Reproduce the listing below character for character; drop every image.

#### INFORMATION SUPPLIED ####

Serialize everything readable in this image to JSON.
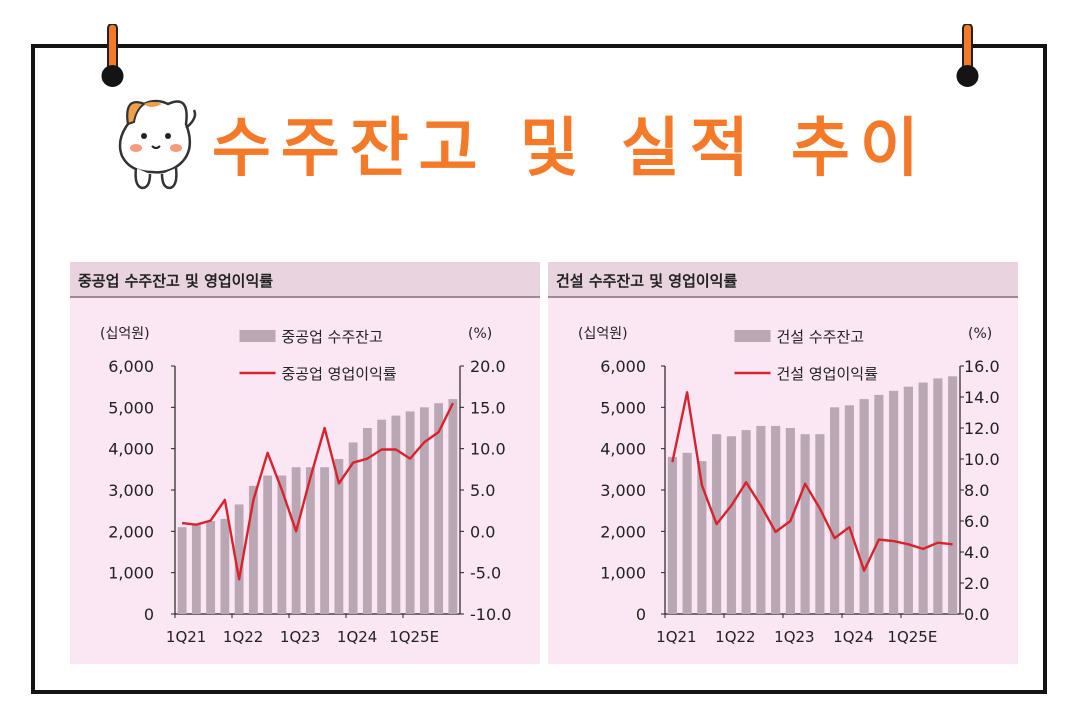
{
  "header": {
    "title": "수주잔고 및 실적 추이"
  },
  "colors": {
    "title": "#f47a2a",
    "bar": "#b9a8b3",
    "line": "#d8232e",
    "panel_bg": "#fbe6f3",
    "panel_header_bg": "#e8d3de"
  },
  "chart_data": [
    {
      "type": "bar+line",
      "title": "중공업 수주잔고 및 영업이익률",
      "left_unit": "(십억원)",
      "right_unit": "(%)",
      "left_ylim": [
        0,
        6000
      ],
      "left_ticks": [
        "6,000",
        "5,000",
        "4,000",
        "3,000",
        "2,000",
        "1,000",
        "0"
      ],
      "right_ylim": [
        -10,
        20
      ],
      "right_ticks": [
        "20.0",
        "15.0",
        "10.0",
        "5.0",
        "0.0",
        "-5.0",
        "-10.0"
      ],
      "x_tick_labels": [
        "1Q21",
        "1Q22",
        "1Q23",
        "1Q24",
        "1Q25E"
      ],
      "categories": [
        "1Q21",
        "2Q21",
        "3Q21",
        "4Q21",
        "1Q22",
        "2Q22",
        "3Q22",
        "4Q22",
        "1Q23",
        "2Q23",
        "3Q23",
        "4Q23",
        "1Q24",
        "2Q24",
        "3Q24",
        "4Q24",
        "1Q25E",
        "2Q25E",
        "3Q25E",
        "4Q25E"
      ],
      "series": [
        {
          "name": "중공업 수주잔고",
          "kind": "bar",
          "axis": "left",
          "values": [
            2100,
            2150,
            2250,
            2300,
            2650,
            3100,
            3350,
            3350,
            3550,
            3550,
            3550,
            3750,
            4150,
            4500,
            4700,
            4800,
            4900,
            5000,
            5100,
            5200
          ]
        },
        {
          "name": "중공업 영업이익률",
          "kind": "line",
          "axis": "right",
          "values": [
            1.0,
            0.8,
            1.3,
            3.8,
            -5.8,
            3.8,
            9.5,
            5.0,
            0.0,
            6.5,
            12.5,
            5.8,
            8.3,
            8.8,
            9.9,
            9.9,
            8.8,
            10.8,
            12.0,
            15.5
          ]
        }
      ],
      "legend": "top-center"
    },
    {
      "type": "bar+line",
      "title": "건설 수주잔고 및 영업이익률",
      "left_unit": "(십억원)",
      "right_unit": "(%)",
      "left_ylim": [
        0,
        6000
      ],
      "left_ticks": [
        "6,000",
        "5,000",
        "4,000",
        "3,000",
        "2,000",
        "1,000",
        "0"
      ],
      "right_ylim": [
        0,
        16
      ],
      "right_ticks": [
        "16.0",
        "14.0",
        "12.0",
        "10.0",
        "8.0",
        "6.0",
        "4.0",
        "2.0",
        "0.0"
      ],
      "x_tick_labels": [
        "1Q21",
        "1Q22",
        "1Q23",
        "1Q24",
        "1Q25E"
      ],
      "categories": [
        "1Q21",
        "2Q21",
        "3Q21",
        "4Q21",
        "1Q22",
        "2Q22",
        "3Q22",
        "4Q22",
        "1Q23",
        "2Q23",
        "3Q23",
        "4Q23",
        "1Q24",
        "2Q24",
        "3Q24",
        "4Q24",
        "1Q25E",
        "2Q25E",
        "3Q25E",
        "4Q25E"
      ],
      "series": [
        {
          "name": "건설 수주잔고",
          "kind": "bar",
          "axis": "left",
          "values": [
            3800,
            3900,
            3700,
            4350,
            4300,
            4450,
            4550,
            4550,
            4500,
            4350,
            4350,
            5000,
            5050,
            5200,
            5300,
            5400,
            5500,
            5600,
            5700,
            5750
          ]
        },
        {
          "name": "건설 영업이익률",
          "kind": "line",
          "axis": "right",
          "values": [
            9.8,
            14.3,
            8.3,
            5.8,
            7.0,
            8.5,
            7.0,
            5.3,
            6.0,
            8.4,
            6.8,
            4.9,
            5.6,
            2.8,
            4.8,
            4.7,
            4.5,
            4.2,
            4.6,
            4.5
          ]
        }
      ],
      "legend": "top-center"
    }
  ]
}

####

* **RIGHT ANSWER**
Serialize everything readable in this image to JSON.
{
  "header": {
    "title": "수주잔고 및 실적 추이"
  },
  "colors": {
    "title": "#f47a2a",
    "bar": "#b9a8b3",
    "line": "#d8232e",
    "panel_bg": "#fbe6f3",
    "panel_header_bg": "#e8d3de"
  },
  "chart_data": [
    {
      "type": "bar+line",
      "title": "중공업 수주잔고 및 영업이익률",
      "left_unit": "(십억원)",
      "right_unit": "(%)",
      "left_ylim": [
        0,
        6000
      ],
      "left_ticks": [
        "6,000",
        "5,000",
        "4,000",
        "3,000",
        "2,000",
        "1,000",
        "0"
      ],
      "right_ylim": [
        -10,
        20
      ],
      "right_ticks": [
        "20.0",
        "15.0",
        "10.0",
        "5.0",
        "0.0",
        "-5.0",
        "-10.0"
      ],
      "x_tick_labels": [
        "1Q21",
        "1Q22",
        "1Q23",
        "1Q24",
        "1Q25E"
      ],
      "categories": [
        "1Q21",
        "2Q21",
        "3Q21",
        "4Q21",
        "1Q22",
        "2Q22",
        "3Q22",
        "4Q22",
        "1Q23",
        "2Q23",
        "3Q23",
        "4Q23",
        "1Q24",
        "2Q24",
        "3Q24",
        "4Q24",
        "1Q25E",
        "2Q25E",
        "3Q25E",
        "4Q25E"
      ],
      "series": [
        {
          "name": "중공업 수주잔고",
          "kind": "bar",
          "axis": "left",
          "values": [
            2100,
            2150,
            2250,
            2300,
            2650,
            3100,
            3350,
            3350,
            3550,
            3550,
            3550,
            3750,
            4150,
            4500,
            4700,
            4800,
            4900,
            5000,
            5100,
            5200
          ]
        },
        {
          "name": "중공업 영업이익률",
          "kind": "line",
          "axis": "right",
          "values": [
            1.0,
            0.8,
            1.3,
            3.8,
            -5.8,
            3.8,
            9.5,
            5.0,
            0.0,
            6.5,
            12.5,
            5.8,
            8.3,
            8.8,
            9.9,
            9.9,
            8.8,
            10.8,
            12.0,
            15.5
          ]
        }
      ],
      "legend": "top-center"
    },
    {
      "type": "bar+line",
      "title": "건설 수주잔고 및 영업이익률",
      "left_unit": "(십억원)",
      "right_unit": "(%)",
      "left_ylim": [
        0,
        6000
      ],
      "left_ticks": [
        "6,000",
        "5,000",
        "4,000",
        "3,000",
        "2,000",
        "1,000",
        "0"
      ],
      "right_ylim": [
        0,
        16
      ],
      "right_ticks": [
        "16.0",
        "14.0",
        "12.0",
        "10.0",
        "8.0",
        "6.0",
        "4.0",
        "2.0",
        "0.0"
      ],
      "x_tick_labels": [
        "1Q21",
        "1Q22",
        "1Q23",
        "1Q24",
        "1Q25E"
      ],
      "categories": [
        "1Q21",
        "2Q21",
        "3Q21",
        "4Q21",
        "1Q22",
        "2Q22",
        "3Q22",
        "4Q22",
        "1Q23",
        "2Q23",
        "3Q23",
        "4Q23",
        "1Q24",
        "2Q24",
        "3Q24",
        "4Q24",
        "1Q25E",
        "2Q25E",
        "3Q25E",
        "4Q25E"
      ],
      "series": [
        {
          "name": "건설 수주잔고",
          "kind": "bar",
          "axis": "left",
          "values": [
            3800,
            3900,
            3700,
            4350,
            4300,
            4450,
            4550,
            4550,
            4500,
            4350,
            4350,
            5000,
            5050,
            5200,
            5300,
            5400,
            5500,
            5600,
            5700,
            5750
          ]
        },
        {
          "name": "건설 영업이익률",
          "kind": "line",
          "axis": "right",
          "values": [
            9.8,
            14.3,
            8.3,
            5.8,
            7.0,
            8.5,
            7.0,
            5.3,
            6.0,
            8.4,
            6.8,
            4.9,
            5.6,
            2.8,
            4.8,
            4.7,
            4.5,
            4.2,
            4.6,
            4.5
          ]
        }
      ],
      "legend": "top-center"
    }
  ]
}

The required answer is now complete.